> [Short problem]: Restate each line of the listing exactly, without carrying over any pictures.

* * * * * * *

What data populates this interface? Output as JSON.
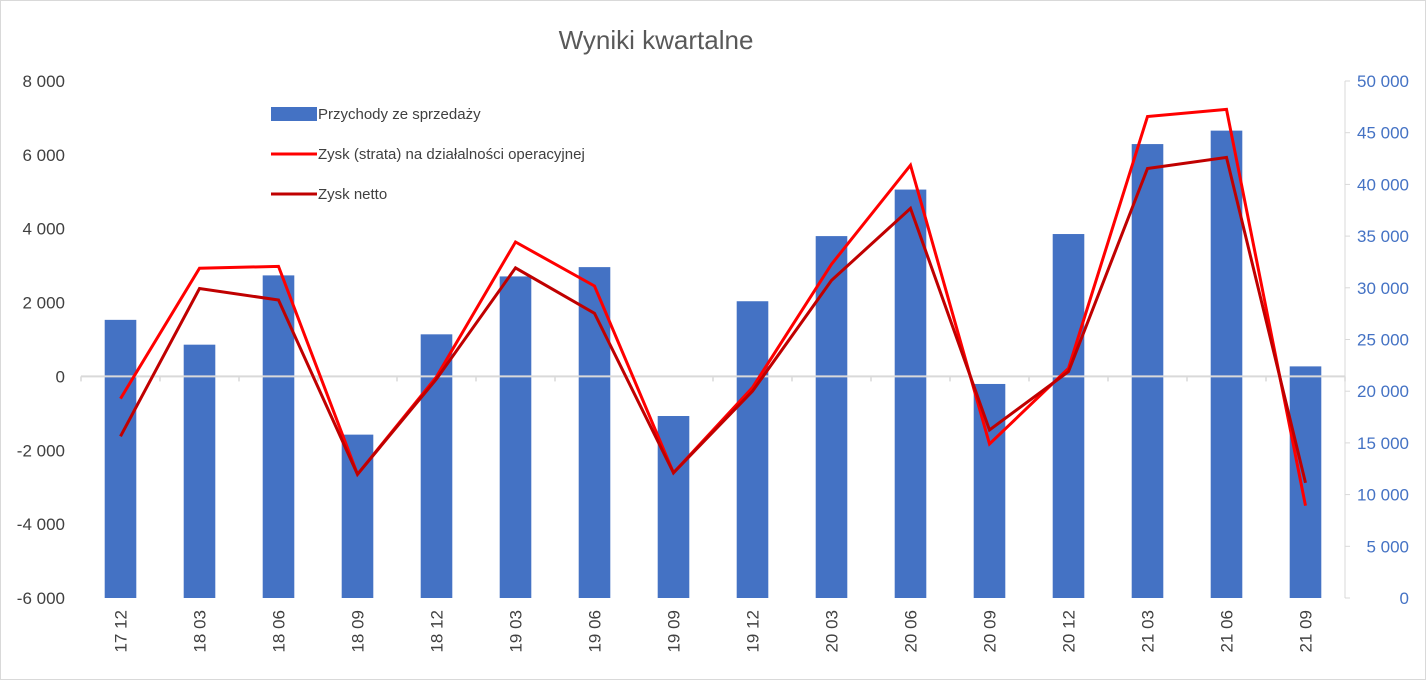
{
  "chart_data": {
    "type": "bar",
    "title": "Wyniki kwartalne",
    "categories": [
      "17 12",
      "18 03",
      "18 06",
      "18 09",
      "18 12",
      "19 03",
      "19 06",
      "19 09",
      "19 12",
      "20 03",
      "20 06",
      "20 09",
      "20 12",
      "21 03",
      "21 06",
      "21 09"
    ],
    "series": [
      {
        "name": "Przychody ze sprzedaży",
        "type": "bar",
        "axis": "right",
        "color": "#4472C4",
        "values": [
          26900,
          24500,
          31200,
          15800,
          25500,
          31100,
          32000,
          17600,
          28700,
          35000,
          39500,
          20700,
          35200,
          43900,
          45200,
          22400
        ]
      },
      {
        "name": "Zysk (strata) na działalności operacyjnej",
        "type": "line",
        "axis": "left",
        "color": "#FF0000",
        "values": [
          -600,
          2930,
          2980,
          -2650,
          -10,
          3640,
          2450,
          -2610,
          -300,
          3040,
          5720,
          -1830,
          220,
          7040,
          7230,
          -3500
        ]
      },
      {
        "name": "Zysk netto",
        "type": "line",
        "axis": "left",
        "color": "#C00000",
        "values": [
          -1620,
          2380,
          2070,
          -2650,
          -70,
          2940,
          1710,
          -2610,
          -400,
          2600,
          4550,
          -1450,
          130,
          5630,
          5930,
          -2880
        ]
      }
    ],
    "y_left": {
      "min": -6000,
      "max": 8000,
      "step": 2000,
      "ticks": [
        "-6 000",
        "-4 000",
        "-2 000",
        "0",
        "2 000",
        "4 000",
        "6 000",
        "8 000"
      ]
    },
    "y_right": {
      "min": 0,
      "max": 50000,
      "step": 5000,
      "ticks": [
        "0",
        "5 000",
        "10 000",
        "15 000",
        "20 000",
        "25 000",
        "30 000",
        "35 000",
        "40 000",
        "45 000",
        "50 000"
      ]
    },
    "grid": false,
    "legend_position": "top-left",
    "zero_line_color": "#d9d9d9"
  }
}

* * * * * * *

> [Output for this exercise]:
What data populates this interface? Output as JSON.
{
  "chart_data": {
    "type": "bar",
    "title": "Wyniki kwartalne",
    "categories": [
      "17 12",
      "18 03",
      "18 06",
      "18 09",
      "18 12",
      "19 03",
      "19 06",
      "19 09",
      "19 12",
      "20 03",
      "20 06",
      "20 09",
      "20 12",
      "21 03",
      "21 06",
      "21 09"
    ],
    "series": [
      {
        "name": "Przychody ze sprzedaży",
        "type": "bar",
        "axis": "right",
        "color": "#4472C4",
        "values": [
          26900,
          24500,
          31200,
          15800,
          25500,
          31100,
          32000,
          17600,
          28700,
          35000,
          39500,
          20700,
          35200,
          43900,
          45200,
          22400
        ]
      },
      {
        "name": "Zysk (strata) na działalności operacyjnej",
        "type": "line",
        "axis": "left",
        "color": "#FF0000",
        "values": [
          -600,
          2930,
          2980,
          -2650,
          -10,
          3640,
          2450,
          -2610,
          -300,
          3040,
          5720,
          -1830,
          220,
          7040,
          7230,
          -3500
        ]
      },
      {
        "name": "Zysk netto",
        "type": "line",
        "axis": "left",
        "color": "#C00000",
        "values": [
          -1620,
          2380,
          2070,
          -2650,
          -70,
          2940,
          1710,
          -2610,
          -400,
          2600,
          4550,
          -1450,
          130,
          5630,
          5930,
          -2880
        ]
      }
    ],
    "y_left": {
      "min": -6000,
      "max": 8000,
      "step": 2000,
      "ticks": [
        "-6 000",
        "-4 000",
        "-2 000",
        "0",
        "2 000",
        "4 000",
        "6 000",
        "8 000"
      ]
    },
    "y_right": {
      "min": 0,
      "max": 50000,
      "step": 5000,
      "ticks": [
        "0",
        "5 000",
        "10 000",
        "15 000",
        "20 000",
        "25 000",
        "30 000",
        "35 000",
        "40 000",
        "45 000",
        "50 000"
      ]
    },
    "grid": false,
    "legend_position": "top-left",
    "zero_line_color": "#d9d9d9"
  }
}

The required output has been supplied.